- Exercise:
Of all the lines in the material below, how many include the string "podziałką"? Give the number only.

Data items:
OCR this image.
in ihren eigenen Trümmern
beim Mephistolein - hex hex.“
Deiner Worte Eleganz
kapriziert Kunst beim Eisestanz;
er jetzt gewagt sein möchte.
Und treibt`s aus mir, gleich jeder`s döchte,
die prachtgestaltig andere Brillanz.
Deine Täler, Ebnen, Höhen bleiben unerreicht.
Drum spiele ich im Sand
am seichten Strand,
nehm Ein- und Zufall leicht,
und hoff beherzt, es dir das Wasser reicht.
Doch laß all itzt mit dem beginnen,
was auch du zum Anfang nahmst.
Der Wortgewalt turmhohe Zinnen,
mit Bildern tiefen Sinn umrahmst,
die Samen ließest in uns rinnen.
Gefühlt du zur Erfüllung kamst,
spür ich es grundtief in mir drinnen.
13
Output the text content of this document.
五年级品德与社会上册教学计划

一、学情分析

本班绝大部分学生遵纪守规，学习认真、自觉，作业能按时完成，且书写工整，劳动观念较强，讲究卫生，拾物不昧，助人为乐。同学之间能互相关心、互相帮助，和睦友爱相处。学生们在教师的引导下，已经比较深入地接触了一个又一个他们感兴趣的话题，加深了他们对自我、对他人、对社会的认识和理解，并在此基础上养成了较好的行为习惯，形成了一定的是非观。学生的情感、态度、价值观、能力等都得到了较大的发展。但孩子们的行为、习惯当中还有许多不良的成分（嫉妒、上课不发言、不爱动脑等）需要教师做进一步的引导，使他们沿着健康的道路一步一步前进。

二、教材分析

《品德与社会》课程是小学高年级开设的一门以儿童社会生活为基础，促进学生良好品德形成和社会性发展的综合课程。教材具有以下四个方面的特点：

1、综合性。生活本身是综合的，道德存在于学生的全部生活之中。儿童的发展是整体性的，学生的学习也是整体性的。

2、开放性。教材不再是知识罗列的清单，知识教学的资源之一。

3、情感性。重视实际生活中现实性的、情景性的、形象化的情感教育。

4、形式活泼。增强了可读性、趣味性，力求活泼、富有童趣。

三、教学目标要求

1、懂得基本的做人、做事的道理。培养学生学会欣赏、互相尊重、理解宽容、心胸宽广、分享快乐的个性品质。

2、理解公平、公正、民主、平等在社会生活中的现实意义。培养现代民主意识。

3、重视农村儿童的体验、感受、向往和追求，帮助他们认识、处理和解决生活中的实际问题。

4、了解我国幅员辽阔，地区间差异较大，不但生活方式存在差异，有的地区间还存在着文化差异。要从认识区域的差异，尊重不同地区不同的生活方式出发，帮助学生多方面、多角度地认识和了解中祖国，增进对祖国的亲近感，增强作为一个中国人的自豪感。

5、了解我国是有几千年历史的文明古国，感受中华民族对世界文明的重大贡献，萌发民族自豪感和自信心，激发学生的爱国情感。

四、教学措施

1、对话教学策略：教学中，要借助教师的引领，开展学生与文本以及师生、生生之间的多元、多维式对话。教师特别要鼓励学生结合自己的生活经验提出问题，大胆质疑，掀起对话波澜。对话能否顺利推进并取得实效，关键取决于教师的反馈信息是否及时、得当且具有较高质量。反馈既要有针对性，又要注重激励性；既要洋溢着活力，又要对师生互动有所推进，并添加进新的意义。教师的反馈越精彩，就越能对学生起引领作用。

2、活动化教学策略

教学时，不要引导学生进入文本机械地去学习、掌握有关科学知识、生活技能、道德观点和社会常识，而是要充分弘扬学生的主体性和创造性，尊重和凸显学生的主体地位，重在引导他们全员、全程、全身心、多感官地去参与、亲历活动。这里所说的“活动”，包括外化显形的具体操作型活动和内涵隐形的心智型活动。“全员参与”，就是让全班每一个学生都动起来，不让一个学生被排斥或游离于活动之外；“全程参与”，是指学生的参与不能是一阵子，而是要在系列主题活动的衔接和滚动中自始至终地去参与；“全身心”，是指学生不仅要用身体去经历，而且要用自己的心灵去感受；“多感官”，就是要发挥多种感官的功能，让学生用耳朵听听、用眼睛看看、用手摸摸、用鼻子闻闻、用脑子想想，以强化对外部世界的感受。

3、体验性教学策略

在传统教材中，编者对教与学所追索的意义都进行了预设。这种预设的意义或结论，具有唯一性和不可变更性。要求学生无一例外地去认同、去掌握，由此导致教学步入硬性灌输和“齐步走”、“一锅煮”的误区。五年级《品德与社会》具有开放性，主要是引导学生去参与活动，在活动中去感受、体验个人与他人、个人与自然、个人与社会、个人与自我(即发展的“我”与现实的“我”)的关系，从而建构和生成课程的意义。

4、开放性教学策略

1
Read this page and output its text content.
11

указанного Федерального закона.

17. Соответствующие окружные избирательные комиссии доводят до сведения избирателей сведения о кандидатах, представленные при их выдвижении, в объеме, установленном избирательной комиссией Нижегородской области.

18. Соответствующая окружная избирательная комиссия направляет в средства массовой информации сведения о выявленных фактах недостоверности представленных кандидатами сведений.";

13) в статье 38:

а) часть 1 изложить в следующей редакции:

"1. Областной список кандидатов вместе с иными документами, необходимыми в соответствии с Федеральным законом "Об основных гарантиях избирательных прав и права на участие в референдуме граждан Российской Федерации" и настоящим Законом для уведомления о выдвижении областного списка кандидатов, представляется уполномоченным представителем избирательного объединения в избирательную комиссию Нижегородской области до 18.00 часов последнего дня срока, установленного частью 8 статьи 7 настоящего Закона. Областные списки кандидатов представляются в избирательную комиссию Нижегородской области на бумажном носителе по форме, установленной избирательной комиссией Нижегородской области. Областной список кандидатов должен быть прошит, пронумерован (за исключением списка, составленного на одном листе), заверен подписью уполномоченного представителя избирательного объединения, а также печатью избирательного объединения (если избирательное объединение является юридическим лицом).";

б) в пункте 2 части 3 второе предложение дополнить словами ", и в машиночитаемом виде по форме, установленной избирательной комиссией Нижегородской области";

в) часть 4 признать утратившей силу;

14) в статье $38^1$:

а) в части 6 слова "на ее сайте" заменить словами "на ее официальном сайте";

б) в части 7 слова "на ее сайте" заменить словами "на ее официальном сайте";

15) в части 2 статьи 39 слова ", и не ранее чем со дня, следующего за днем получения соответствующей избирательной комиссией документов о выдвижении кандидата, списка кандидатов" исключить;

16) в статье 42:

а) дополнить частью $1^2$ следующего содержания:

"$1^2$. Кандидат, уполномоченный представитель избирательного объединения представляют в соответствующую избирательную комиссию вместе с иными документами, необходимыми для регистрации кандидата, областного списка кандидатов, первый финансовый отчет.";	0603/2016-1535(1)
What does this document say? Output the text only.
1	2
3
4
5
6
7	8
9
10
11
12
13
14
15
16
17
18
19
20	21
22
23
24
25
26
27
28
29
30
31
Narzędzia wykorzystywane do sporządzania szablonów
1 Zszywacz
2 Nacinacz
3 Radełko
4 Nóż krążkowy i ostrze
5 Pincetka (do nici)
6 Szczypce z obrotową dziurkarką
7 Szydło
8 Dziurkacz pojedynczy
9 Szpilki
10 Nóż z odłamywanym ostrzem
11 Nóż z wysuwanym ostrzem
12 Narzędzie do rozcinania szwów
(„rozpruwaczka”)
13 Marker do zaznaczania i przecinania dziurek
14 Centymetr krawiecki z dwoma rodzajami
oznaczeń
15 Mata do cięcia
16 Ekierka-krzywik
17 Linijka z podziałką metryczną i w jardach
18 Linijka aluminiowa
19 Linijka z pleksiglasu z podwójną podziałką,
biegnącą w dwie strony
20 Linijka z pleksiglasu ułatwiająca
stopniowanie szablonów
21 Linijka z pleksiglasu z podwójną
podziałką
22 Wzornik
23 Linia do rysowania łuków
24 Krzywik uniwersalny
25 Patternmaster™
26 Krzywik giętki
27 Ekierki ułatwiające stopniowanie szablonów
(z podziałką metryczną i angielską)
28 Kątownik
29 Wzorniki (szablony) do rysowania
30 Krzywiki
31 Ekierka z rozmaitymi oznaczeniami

- Solution to this task:
4